RECORDS FOR THE TASK.
····················

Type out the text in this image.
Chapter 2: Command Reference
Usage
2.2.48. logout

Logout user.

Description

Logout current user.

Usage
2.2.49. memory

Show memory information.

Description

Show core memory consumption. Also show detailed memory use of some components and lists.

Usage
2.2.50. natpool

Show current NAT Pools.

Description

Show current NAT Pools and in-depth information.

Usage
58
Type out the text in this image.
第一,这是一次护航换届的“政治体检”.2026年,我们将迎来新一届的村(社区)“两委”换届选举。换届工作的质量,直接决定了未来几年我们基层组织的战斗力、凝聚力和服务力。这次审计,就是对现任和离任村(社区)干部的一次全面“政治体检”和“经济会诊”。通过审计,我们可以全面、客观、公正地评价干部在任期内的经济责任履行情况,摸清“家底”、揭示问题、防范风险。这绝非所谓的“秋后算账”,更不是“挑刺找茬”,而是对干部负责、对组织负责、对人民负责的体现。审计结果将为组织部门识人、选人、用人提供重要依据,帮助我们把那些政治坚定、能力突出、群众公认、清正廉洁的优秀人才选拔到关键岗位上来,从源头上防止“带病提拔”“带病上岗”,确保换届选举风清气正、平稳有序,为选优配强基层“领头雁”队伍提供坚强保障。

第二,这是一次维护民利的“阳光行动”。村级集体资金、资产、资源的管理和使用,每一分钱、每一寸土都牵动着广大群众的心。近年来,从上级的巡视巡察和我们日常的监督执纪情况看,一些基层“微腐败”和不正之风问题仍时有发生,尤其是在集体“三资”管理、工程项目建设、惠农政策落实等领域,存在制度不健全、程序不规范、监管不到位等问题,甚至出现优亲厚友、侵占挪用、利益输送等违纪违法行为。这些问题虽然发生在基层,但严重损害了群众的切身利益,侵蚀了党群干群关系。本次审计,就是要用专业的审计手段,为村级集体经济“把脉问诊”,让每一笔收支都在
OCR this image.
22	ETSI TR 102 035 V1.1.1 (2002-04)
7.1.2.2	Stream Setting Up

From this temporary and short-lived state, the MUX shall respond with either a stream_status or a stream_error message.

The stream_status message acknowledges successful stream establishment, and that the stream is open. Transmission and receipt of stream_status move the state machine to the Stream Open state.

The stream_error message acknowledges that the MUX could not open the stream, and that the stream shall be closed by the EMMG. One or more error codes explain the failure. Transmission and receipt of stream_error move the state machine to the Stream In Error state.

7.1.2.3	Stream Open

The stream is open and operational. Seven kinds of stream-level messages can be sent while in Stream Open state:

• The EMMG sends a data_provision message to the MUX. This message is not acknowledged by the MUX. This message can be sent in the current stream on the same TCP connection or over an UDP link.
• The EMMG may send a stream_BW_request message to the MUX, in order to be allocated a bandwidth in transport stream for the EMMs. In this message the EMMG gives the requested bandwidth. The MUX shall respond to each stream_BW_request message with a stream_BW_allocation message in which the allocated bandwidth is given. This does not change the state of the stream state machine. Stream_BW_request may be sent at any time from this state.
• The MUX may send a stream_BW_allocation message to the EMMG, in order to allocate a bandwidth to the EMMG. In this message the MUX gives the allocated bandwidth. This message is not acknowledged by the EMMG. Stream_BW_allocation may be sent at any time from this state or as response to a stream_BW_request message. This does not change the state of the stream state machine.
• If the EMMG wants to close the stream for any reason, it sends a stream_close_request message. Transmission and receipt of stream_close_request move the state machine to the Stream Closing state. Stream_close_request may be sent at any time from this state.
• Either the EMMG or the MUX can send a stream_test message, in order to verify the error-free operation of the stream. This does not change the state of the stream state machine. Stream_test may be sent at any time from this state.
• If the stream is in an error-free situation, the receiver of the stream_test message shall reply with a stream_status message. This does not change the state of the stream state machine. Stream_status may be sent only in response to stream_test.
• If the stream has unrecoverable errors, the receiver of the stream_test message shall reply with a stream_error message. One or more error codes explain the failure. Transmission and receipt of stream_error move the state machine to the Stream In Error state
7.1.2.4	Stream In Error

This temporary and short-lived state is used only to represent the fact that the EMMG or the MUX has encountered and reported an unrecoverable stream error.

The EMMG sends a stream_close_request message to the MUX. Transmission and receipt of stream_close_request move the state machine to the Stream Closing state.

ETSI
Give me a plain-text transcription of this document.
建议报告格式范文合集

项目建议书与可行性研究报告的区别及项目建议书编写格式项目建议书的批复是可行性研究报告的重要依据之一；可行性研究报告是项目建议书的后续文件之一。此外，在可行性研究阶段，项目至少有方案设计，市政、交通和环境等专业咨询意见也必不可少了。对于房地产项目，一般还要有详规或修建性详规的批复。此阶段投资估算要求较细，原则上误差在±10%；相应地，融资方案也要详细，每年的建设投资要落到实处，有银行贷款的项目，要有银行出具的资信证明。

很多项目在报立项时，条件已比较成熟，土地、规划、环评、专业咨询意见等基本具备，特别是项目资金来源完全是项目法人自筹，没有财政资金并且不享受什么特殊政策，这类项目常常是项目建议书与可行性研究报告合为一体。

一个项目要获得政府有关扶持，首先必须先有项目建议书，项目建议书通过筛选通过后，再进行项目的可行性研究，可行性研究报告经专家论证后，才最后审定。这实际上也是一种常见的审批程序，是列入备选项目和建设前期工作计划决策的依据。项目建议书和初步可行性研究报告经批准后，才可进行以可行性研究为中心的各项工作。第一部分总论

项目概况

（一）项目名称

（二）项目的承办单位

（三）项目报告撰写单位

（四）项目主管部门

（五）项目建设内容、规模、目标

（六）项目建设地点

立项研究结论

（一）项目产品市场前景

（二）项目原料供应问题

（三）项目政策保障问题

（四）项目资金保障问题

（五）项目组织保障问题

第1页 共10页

····················

WHAT IS NEEDED.
Return the entries above exactly, each one complete.

FINAL RESULT.
Type out the text in this image.
Chapter 2: Command Reference
Usage
2.2.48. logout

Logout user.

Description

Logout current user.

Usage
2.2.49. memory

Show memory information.

Description

Show core memory consumption. Also show detailed memory use of some components and lists.

Usage
2.2.50. natpool

Show current NAT Pools.

Description

Show current NAT Pools and in-depth information.

Usage
58
Type out the text in this image.
第一,这是一次护航换届的“政治体检”.2026年,我们将迎来新一届的村(社区)“两委”换届选举。换届工作的质量,直接决定了未来几年我们基层组织的战斗力、凝聚力和服务力。这次审计,就是对现任和离任村(社区)干部的一次全面“政治体检”和“经济会诊”。通过审计,我们可以全面、客观、公正地评价干部在任期内的经济责任履行情况,摸清“家底”、揭示问题、防范风险。这绝非所谓的“秋后算账”,更不是“挑刺找茬”,而是对干部负责、对组织负责、对人民负责的体现。审计结果将为组织部门识人、选人、用人提供重要依据,帮助我们把那些政治坚定、能力突出、群众公认、清正廉洁的优秀人才选拔到关键岗位上来,从源头上防止“带病提拔”“带病上岗”,确保换届选举风清气正、平稳有序,为选优配强基层“领头雁”队伍提供坚强保障。

第二,这是一次维护民利的“阳光行动”。村级集体资金、资产、资源的管理和使用,每一分钱、每一寸土都牵动着广大群众的心。近年来,从上级的巡视巡察和我们日常的监督执纪情况看,一些基层“微腐败”和不正之风问题仍时有发生,尤其是在集体“三资”管理、工程项目建设、惠农政策落实等领域,存在制度不健全、程序不规范、监管不到位等问题,甚至出现优亲厚友、侵占挪用、利益输送等违纪违法行为。这些问题虽然发生在基层,但严重损害了群众的切身利益,侵蚀了党群干群关系。本次审计,就是要用专业的审计手段,为村级集体经济“把脉问诊”,让每一笔收支都在
OCR this image.
22	ETSI TR 102 035 V1.1.1 (2002-04)
7.1.2.2	Stream Setting Up

From this temporary and short-lived state, the MUX shall respond with either a stream_status or a stream_error message.

The stream_status message acknowledges successful stream establishment, and that the stream is open. Transmission and receipt of stream_status move the state machine to the Stream Open state.

The stream_error message acknowledges that the MUX could not open the stream, and that the stream shall be closed by the EMMG. One or more error codes explain the failure. Transmission and receipt of stream_error move the state machine to the Stream In Error state.

7.1.2.3	Stream Open

The stream is open and operational. Seven kinds of stream-level messages can be sent while in Stream Open state:

• The EMMG sends a data_provision message to the MUX. This message is not acknowledged by the MUX. This message can be sent in the current stream on the same TCP connection or over an UDP link.
• The EMMG may send a stream_BW_request message to the MUX, in order to be allocated a bandwidth in transport stream for the EMMs. In this message the EMMG gives the requested bandwidth. The MUX shall respond to each stream_BW_request message with a stream_BW_allocation message in which the allocated bandwidth is given. This does not change the state of the stream state machine. Stream_BW_request may be sent at any time from this state.
• The MUX may send a stream_BW_allocation message to the EMMG, in order to allocate a bandwidth to the EMMG. In this message the MUX gives the allocated bandwidth. This message is not acknowledged by the EMMG. Stream_BW_allocation may be sent at any time from this state or as response to a stream_BW_request message. This does not change the state of the stream state machine.
• If the EMMG wants to close the stream for any reason, it sends a stream_close_request message. Transmission and receipt of stream_close_request move the state machine to the Stream Closing state. Stream_close_request may be sent at any time from this state.
• Either the EMMG or the MUX can send a stream_test message, in order to verify the error-free operation of the stream. This does not change the state of the stream state machine. Stream_test may be sent at any time from this state.
• If the stream is in an error-free situation, the receiver of the stream_test message shall reply with a stream_status message. This does not change the state of the stream state machine. Stream_status may be sent only in response to stream_test.
• If the stream has unrecoverable errors, the receiver of the stream_test message shall reply with a stream_error message. One or more error codes explain the failure. Transmission and receipt of stream_error move the state machine to the Stream In Error state
7.1.2.4	Stream In Error

This temporary and short-lived state is used only to represent the fact that the EMMG or the MUX has encountered and reported an unrecoverable stream error.

The EMMG sends a stream_close_request message to the MUX. Transmission and receipt of stream_close_request move the state machine to the Stream Closing state.

ETSI
Give me a plain-text transcription of this document.
建议报告格式范文合集

项目建议书与可行性研究报告的区别及项目建议书编写格式项目建议书的批复是可行性研究报告的重要依据之一；可行性研究报告是项目建议书的后续文件之一。此外，在可行性研究阶段，项目至少有方案设计，市政、交通和环境等专业咨询意见也必不可少了。对于房地产项目，一般还要有详规或修建性详规的批复。此阶段投资估算要求较细，原则上误差在±10%；相应地，融资方案也要详细，每年的建设投资要落到实处，有银行贷款的项目，要有银行出具的资信证明。

很多项目在报立项时，条件已比较成熟，土地、规划、环评、专业咨询意见等基本具备，特别是项目资金来源完全是项目法人自筹，没有财政资金并且不享受什么特殊政策，这类项目常常是项目建议书与可行性研究报告合为一体。

一个项目要获得政府有关扶持，首先必须先有项目建议书，项目建议书通过筛选通过后，再进行项目的可行性研究，可行性研究报告经专家论证后，才最后审定。这实际上也是一种常见的审批程序，是列入备选项目和建设前期工作计划决策的依据。项目建议书和初步可行性研究报告经批准后，才可进行以可行性研究为中心的各项工作。第一部分总论

项目概况

（一）项目名称

（二）项目的承办单位

（三）项目报告撰写单位

（四）项目主管部门

（五）项目建设内容、规模、目标

（六）项目建设地点

立项研究结论

（一）项目产品市场前景

（二）项目原料供应问题

（三）项目政策保障问题

（四）项目资金保障问题

（五）项目组织保障问题

第1页 共10页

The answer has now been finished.